* [Short problem]: Copy out the lines that have "และท" in them.

----- Supplied data

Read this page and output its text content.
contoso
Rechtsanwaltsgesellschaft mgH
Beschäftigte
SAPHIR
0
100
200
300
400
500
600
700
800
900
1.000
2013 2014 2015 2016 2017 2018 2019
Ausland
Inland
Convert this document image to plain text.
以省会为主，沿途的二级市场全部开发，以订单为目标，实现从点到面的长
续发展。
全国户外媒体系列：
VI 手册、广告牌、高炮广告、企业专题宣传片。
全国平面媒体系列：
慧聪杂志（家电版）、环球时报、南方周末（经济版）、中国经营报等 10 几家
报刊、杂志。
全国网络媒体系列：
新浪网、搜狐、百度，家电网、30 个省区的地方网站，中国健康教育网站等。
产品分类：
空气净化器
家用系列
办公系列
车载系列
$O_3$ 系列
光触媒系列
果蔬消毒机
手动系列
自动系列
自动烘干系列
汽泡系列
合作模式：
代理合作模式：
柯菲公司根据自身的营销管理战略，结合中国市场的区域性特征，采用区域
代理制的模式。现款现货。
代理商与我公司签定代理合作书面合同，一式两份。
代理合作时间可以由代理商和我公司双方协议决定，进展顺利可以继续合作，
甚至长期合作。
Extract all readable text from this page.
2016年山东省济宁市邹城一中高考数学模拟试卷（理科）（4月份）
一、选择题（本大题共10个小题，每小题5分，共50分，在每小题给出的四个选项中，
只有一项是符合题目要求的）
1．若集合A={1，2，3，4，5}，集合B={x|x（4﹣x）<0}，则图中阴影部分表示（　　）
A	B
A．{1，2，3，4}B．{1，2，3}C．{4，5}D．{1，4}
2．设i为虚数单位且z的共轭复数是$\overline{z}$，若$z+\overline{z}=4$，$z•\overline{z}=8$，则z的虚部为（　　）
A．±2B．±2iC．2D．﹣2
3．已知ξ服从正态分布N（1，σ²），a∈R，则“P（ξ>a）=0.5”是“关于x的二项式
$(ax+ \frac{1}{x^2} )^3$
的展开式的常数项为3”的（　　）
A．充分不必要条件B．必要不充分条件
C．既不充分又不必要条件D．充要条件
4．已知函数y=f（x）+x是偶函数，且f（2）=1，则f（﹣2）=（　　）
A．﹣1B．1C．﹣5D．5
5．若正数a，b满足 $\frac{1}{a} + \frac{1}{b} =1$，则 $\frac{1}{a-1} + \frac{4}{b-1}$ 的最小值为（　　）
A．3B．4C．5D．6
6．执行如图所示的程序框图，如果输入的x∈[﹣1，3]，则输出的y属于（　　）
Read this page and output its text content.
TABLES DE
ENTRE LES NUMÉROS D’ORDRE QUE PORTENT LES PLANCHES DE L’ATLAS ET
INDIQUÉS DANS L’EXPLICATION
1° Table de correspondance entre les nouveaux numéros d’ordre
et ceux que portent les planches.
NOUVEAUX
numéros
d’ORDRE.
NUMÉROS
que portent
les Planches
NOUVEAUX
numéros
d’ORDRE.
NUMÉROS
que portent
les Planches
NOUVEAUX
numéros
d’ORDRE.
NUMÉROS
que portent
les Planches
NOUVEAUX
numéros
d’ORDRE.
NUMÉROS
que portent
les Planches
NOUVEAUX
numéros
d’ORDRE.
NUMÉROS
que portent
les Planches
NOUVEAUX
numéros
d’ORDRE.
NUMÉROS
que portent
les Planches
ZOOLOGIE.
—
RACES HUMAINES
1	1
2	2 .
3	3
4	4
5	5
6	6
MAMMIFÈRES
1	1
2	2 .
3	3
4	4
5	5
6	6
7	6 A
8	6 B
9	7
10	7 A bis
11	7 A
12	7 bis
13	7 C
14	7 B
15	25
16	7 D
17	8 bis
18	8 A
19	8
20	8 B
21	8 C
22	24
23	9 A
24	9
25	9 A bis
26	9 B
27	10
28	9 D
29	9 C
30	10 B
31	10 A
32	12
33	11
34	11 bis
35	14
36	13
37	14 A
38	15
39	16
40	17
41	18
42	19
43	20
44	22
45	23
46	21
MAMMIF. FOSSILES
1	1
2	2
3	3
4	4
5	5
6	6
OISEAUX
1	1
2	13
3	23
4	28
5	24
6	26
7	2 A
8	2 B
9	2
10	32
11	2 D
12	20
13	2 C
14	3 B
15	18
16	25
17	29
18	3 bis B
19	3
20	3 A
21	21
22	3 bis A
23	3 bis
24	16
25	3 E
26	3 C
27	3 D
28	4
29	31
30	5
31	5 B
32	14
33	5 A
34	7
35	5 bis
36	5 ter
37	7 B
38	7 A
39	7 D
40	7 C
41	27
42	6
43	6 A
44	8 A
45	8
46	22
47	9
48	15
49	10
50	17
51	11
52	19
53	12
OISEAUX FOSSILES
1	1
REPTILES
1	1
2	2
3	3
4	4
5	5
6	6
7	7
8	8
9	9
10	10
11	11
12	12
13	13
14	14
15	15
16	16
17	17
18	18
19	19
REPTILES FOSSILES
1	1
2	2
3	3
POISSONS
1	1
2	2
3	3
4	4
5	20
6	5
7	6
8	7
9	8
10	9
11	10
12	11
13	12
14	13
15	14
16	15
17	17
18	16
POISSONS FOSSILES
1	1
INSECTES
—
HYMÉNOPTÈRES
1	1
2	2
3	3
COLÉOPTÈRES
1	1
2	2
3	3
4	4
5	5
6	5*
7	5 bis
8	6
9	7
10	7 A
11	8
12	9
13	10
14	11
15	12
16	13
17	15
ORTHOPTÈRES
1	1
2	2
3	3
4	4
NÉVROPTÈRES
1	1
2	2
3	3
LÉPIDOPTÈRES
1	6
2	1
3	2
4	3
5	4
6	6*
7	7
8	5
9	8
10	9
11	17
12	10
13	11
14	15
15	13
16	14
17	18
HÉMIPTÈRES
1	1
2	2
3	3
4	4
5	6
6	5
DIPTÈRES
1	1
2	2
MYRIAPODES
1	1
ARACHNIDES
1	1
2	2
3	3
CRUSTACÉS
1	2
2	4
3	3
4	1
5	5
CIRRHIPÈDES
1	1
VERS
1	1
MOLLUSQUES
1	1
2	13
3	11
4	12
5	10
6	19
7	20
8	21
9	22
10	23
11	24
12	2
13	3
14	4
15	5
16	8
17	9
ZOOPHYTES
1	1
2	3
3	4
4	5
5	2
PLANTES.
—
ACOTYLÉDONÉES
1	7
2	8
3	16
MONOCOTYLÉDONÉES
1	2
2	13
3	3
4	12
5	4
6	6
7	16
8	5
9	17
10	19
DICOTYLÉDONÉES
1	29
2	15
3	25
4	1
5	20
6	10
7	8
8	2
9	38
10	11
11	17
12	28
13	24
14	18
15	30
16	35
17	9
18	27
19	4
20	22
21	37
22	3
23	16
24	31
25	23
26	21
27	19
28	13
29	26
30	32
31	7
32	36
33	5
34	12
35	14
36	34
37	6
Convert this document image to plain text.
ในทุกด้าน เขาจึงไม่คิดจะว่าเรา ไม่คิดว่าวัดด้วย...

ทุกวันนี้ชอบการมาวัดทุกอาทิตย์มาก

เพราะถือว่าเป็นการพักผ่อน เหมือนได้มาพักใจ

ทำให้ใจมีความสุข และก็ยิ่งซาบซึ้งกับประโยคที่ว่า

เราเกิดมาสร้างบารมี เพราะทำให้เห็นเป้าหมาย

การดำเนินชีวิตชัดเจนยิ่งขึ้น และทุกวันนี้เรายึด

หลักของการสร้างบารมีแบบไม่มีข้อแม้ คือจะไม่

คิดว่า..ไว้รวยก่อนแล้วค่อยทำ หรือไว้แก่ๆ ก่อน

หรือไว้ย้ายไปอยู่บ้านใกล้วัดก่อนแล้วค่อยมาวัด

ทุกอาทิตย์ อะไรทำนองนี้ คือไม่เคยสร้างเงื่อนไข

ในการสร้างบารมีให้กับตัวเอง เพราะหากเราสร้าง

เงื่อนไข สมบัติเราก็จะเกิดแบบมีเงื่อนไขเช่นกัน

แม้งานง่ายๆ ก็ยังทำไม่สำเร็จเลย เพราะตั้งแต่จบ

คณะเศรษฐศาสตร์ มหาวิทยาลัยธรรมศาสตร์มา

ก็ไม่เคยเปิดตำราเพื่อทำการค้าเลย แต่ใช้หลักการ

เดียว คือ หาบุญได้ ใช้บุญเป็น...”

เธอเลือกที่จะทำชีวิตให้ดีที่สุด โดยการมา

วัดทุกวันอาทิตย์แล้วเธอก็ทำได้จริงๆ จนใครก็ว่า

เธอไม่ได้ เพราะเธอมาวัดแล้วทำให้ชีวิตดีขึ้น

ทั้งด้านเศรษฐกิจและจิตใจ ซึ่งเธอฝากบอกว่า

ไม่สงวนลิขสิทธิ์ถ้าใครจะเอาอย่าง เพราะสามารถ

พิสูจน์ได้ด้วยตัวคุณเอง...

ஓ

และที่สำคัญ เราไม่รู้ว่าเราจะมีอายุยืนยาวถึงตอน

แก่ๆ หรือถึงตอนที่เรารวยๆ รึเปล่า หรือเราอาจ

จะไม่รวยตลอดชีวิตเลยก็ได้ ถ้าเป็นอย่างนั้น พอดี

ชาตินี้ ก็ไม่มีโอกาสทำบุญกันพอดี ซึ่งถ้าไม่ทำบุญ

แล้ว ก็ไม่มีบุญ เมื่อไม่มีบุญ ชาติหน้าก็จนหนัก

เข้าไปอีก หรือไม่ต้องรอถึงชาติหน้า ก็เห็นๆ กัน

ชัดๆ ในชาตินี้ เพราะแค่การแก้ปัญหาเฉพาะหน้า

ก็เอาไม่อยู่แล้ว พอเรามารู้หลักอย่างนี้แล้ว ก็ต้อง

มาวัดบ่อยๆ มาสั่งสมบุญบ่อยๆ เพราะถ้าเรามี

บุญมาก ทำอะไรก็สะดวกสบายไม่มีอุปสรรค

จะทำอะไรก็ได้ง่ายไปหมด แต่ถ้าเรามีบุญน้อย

----------

* [Output below]:
การดำเนินชีวิตชัดเจนยิ่งขึ้น และทุกวันนี้เรายึด
และที่สำคัญ เราไม่รู้ว่าเราจะมีอายุยืนยาวถึงตอน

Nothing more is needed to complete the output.